• Requirement: Transcribe the records below exactly as they appear.

• Records for the exercise:
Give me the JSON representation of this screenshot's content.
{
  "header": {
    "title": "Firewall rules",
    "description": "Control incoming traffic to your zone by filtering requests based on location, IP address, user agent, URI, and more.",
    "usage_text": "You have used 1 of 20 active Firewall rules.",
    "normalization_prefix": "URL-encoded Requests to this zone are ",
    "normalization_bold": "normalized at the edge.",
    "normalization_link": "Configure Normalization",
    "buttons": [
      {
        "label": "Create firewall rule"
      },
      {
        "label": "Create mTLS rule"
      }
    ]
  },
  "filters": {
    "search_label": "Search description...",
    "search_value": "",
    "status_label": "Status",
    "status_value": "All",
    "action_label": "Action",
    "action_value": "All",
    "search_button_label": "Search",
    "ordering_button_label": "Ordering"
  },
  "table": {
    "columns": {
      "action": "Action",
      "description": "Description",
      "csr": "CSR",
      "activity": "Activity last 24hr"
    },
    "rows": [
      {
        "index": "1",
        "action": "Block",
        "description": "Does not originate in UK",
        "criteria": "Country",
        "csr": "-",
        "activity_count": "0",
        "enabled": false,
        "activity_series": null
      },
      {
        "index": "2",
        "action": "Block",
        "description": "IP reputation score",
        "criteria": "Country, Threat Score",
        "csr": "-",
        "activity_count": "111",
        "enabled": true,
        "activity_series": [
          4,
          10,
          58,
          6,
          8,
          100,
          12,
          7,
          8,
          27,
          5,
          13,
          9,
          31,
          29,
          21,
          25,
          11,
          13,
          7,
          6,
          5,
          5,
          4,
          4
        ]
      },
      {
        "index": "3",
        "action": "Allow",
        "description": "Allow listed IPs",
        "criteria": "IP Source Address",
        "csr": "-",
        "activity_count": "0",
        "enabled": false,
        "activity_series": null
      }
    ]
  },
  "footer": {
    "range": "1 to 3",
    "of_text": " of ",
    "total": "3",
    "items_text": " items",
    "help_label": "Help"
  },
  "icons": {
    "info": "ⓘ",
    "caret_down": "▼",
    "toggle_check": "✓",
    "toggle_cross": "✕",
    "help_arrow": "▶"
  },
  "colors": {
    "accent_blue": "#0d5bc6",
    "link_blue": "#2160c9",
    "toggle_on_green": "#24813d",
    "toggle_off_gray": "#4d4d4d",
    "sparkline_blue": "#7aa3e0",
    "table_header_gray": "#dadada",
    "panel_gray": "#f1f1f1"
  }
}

• Answer to this exercise:
Give me the JSON representation of this screenshot's content.
{
  "header": {
    "title": "Firewall rules",
    "description": "Control incoming traffic to your zone by filtering requests based on location, IP address, user agent, URI, and more.",
    "usage_text": "You have used 1 of 20 active Firewall rules.",
    "normalization_prefix": "URL-encoded Requests to this zone are ",
    "normalization_bold": "normalized at the edge.",
    "normalization_link": "Configure Normalization",
    "buttons": [
      {
        "label": "Create firewall rule"
      },
      {
        "label": "Create mTLS rule"
      }
    ]
  },
  "filters": {
    "search_label": "Search description...",
    "search_value": "",
    "status_label": "Status",
    "status_value": "All",
    "action_label": "Action",
    "action_value": "All",
    "search_button_label": "Search",
    "ordering_button_label": "Ordering"
  },
  "table": {
    "columns": {
      "action": "Action",
      "description": "Description",
      "csr": "CSR",
      "activity": "Activity last 24hr"
    },
    "rows": [
      {
        "index": "1",
        "action": "Block",
        "description": "Does not originate in UK",
        "criteria": "Country",
        "csr": "-",
        "activity_count": "0",
        "enabled": false,
        "activity_series": null
      },
      {
        "index": "2",
        "action": "Block",
        "description": "IP reputation score",
        "criteria": "Country, Threat Score",
        "csr": "-",
        "activity_count": "111",
        "enabled": true,
        "activity_series": [
          4,
          10,
          58,
          6,
          8,
          100,
          12,
          7,
          8,
          27,
          5,
          13,
          9,
          31,
          29,
          21,
          25,
          11,
          13,
          7,
          6,
          5,
          5,
          4,
          4
        ]
      },
      {
        "index": "3",
        "action": "Allow",
        "description": "Allow listed IPs",
        "criteria": "IP Source Address",
        "csr": "-",
        "activity_count": "0",
        "enabled": false,
        "activity_series": null
      }
    ]
  },
  "footer": {
    "range": "1 to 3",
    "of_text": " of ",
    "total": "3",
    "items_text": " items",
    "help_label": "Help"
  },
  "icons": {
    "info": "ⓘ",
    "caret_down": "▼",
    "toggle_check": "✓",
    "toggle_cross": "✕",
    "help_arrow": "▶"
  },
  "colors": {
    "accent_blue": "#0d5bc6",
    "link_blue": "#2160c9",
    "toggle_on_green": "#24813d",
    "toggle_off_gray": "#4d4d4d",
    "sparkline_blue": "#7aa3e0",
    "table_header_gray": "#dadada",
    "panel_gray": "#f1f1f1"
  }
}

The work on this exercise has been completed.